Thread: Full XA availability ?

Full XA availability ?

From
"Xavier Bugaud"
Date:
Hi list,

Currently, the last JDBC driver is not fully XA compliant as it does not
support transaction interleaving and suspend/resume.

I can't see on the todo list anything about XA improvement. Is it
planned to implement the missing XA features ?

Sorry if this question has already been asked but I just can't find
where...

Regards.
--
Xavier Bugaud


Re: Full XA availability ?

From
Kris Jurka
Date:

On Thu, 9 Feb 2006, Xavier Bugaud wrote:

> Currently, the last JDBC driver is not fully XA compliant as it does not
> support transaction interleaving and suspend/resume.
>
> I can't see on the todo list anything about XA improvement. Is it
> planned to implement the missing XA features ?

It is possible to fake these to some extent in the driver, but we've
decided not to do that and wait for full support from the backend.  There
isn't a whole lot of interest from backend developers to do this though
and I don't know of anyone working on it.  Their goal was to implement two
phase commit, but XA is more than that.  I'm not sure they knew this at
the time and seemed a little put out when the goalposts were moved after
they completed the design and implementation.

Kris Jurka

Re: Full XA availability ?

* WHAT IS NEEDED *
From the mailing-list thread on XA support, extract the passage starting at "It is possible" and ending at "design and implementation.", word for word.

(Element location data)

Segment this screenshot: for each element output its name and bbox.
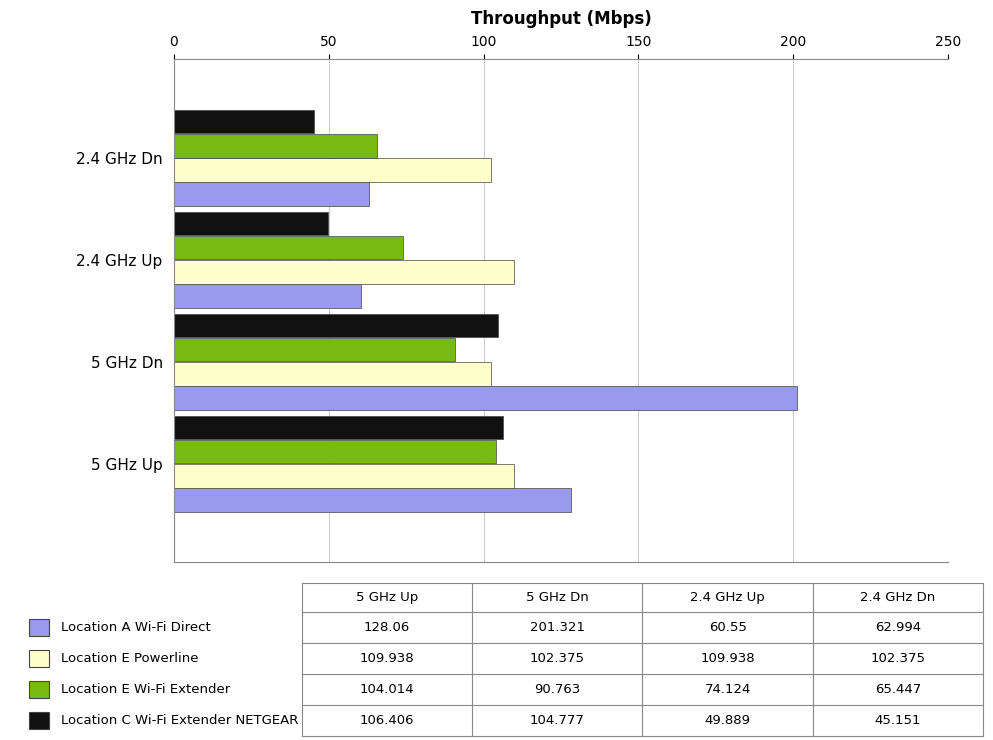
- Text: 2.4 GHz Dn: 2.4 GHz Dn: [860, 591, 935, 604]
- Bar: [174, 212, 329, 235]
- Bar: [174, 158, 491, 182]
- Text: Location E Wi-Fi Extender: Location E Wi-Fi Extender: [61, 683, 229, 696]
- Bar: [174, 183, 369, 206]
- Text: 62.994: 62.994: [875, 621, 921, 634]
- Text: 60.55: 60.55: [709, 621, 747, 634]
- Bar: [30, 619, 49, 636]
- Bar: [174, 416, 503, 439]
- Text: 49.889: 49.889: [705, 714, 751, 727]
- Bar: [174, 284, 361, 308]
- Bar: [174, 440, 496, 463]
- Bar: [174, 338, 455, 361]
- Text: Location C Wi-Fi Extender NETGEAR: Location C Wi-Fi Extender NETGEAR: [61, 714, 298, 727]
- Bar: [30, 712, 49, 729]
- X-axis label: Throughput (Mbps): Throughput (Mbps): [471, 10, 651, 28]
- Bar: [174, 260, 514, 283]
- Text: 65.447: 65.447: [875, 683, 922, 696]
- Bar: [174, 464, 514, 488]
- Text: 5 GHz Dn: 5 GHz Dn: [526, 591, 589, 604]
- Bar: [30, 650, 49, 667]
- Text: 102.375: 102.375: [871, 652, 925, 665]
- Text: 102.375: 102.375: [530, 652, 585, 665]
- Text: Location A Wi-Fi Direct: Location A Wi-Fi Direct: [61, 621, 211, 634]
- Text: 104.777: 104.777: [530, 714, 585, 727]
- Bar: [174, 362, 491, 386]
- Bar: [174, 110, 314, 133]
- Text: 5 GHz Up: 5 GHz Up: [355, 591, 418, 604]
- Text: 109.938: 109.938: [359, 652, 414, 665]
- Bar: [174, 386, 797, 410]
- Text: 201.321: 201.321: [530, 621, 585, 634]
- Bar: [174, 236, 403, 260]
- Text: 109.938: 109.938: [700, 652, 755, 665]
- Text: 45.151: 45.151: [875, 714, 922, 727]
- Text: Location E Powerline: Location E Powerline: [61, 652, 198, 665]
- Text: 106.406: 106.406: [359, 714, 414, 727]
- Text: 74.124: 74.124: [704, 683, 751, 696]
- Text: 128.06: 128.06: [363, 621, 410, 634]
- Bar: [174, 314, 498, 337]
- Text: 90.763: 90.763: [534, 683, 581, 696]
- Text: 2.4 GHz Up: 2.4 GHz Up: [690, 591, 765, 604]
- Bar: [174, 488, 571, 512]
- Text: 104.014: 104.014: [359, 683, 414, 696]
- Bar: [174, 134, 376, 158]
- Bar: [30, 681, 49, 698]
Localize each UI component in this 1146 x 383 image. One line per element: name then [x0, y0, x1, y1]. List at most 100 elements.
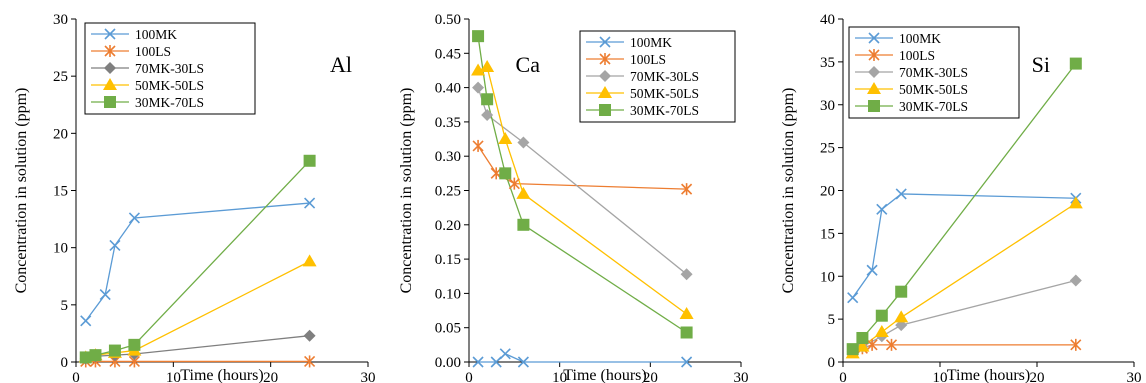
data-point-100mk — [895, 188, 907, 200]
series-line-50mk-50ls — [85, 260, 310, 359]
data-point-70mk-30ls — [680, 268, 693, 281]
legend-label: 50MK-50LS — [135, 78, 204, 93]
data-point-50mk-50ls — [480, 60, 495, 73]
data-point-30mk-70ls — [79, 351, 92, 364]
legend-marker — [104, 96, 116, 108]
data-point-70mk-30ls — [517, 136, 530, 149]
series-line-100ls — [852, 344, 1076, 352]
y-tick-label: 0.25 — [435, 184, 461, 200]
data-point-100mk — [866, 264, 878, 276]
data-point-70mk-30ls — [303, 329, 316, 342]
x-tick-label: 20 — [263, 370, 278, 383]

* SOLUTION TO THE PROBLEM *
It is possible to fake these to some extent in the driver, but we've
decided not to do that and wait for full support from the backend.  There
isn't a whole lot of interest from backend developers to do this though
and I don't know of anyone working on it.  Their goal was to implement two
phase commit, but XA is more than that.  I'm not sure they knew this at
the time and seemed a little put out when the goalposts were moved after
they completed the design and implementation.